--- BEGIN ---

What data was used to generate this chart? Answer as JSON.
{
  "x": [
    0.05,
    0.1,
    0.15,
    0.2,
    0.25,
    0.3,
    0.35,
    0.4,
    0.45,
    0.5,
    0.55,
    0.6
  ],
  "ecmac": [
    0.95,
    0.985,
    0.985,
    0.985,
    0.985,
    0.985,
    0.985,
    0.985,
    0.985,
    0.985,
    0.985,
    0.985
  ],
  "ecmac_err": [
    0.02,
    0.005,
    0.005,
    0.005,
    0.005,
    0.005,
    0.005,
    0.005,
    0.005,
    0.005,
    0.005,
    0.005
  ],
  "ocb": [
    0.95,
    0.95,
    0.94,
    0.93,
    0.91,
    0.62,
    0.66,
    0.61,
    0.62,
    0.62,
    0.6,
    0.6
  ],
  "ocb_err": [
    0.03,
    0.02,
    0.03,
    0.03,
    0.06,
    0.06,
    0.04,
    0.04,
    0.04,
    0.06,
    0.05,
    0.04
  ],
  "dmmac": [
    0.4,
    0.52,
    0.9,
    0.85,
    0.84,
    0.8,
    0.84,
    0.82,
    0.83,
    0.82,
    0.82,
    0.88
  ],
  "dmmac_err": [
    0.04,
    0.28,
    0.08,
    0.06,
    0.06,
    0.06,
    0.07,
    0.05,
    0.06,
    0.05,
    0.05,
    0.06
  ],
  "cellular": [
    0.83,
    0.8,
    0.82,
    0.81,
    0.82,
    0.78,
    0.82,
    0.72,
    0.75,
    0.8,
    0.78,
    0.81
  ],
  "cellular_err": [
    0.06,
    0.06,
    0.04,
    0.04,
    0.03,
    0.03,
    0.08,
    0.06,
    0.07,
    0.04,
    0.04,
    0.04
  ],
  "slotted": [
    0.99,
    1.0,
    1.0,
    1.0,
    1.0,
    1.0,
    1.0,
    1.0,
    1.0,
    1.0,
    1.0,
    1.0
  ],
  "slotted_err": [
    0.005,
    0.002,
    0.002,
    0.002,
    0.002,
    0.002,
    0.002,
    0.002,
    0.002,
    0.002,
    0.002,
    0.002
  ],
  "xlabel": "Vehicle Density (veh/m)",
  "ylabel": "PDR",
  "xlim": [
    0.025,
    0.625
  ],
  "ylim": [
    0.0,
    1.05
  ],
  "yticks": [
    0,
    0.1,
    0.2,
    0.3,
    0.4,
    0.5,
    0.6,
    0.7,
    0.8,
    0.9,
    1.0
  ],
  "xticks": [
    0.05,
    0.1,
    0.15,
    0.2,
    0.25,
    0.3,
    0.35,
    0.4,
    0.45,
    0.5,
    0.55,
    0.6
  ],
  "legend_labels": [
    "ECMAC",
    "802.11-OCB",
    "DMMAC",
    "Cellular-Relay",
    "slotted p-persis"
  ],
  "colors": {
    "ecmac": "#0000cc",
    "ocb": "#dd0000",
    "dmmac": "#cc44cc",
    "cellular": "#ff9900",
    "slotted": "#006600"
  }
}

--- END ---

§ Short task
Extract all of the material exactly as it is written.

§ Correct output
What data was used to generate this chart? Answer as JSON.
{
  "x": [
    0.05,
    0.1,
    0.15,
    0.2,
    0.25,
    0.3,
    0.35,
    0.4,
    0.45,
    0.5,
    0.55,
    0.6
  ],
  "ecmac": [
    0.95,
    0.985,
    0.985,
    0.985,
    0.985,
    0.985,
    0.985,
    0.985,
    0.985,
    0.985,
    0.985,
    0.985
  ],
  "ecmac_err": [
    0.02,
    0.005,
    0.005,
    0.005,
    0.005,
    0.005,
    0.005,
    0.005,
    0.005,
    0.005,
    0.005,
    0.005
  ],
  "ocb": [
    0.95,
    0.95,
    0.94,
    0.93,
    0.91,
    0.62,
    0.66,
    0.61,
    0.62,
    0.62,
    0.6,
    0.6
  ],
  "ocb_err": [
    0.03,
    0.02,
    0.03,
    0.03,
    0.06,
    0.06,
    0.04,
    0.04,
    0.04,
    0.06,
    0.05,
    0.04
  ],
  "dmmac": [
    0.4,
    0.52,
    0.9,
    0.85,
    0.84,
    0.8,
    0.84,
    0.82,
    0.83,
    0.82,
    0.82,
    0.88
  ],
  "dmmac_err": [
    0.04,
    0.28,
    0.08,
    0.06,
    0.06,
    0.06,
    0.07,
    0.05,
    0.06,
    0.05,
    0.05,
    0.06
  ],
  "cellular": [
    0.83,
    0.8,
    0.82,
    0.81,
    0.82,
    0.78,
    0.82,
    0.72,
    0.75,
    0.8,
    0.78,
    0.81
  ],
  "cellular_err": [
    0.06,
    0.06,
    0.04,
    0.04,
    0.03,
    0.03,
    0.08,
    0.06,
    0.07,
    0.04,
    0.04,
    0.04
  ],
  "slotted": [
    0.99,
    1.0,
    1.0,
    1.0,
    1.0,
    1.0,
    1.0,
    1.0,
    1.0,
    1.0,
    1.0,
    1.0
  ],
  "slotted_err": [
    0.005,
    0.002,
    0.002,
    0.002,
    0.002,
    0.002,
    0.002,
    0.002,
    0.002,
    0.002,
    0.002,
    0.002
  ],
  "xlabel": "Vehicle Density (veh/m)",
  "ylabel": "PDR",
  "xlim": [
    0.025,
    0.625
  ],
  "ylim": [
    0.0,
    1.05
  ],
  "yticks": [
    0,
    0.1,
    0.2,
    0.3,
    0.4,
    0.5,
    0.6,
    0.7,
    0.8,
    0.9,
    1.0
  ],
  "xticks": [
    0.05,
    0.1,
    0.15,
    0.2,
    0.25,
    0.3,
    0.35,
    0.4,
    0.45,
    0.5,
    0.55,
    0.6
  ],
  "legend_labels": [
    "ECMAC",
    "802.11-OCB",
    "DMMAC",
    "Cellular-Relay",
    "slotted p-persis"
  ],
  "colors": {
    "ecmac": "#0000cc",
    "ocb": "#dd0000",
    "dmmac": "#cc44cc",
    "cellular": "#ff9900",
    "slotted": "#006600"
  }
}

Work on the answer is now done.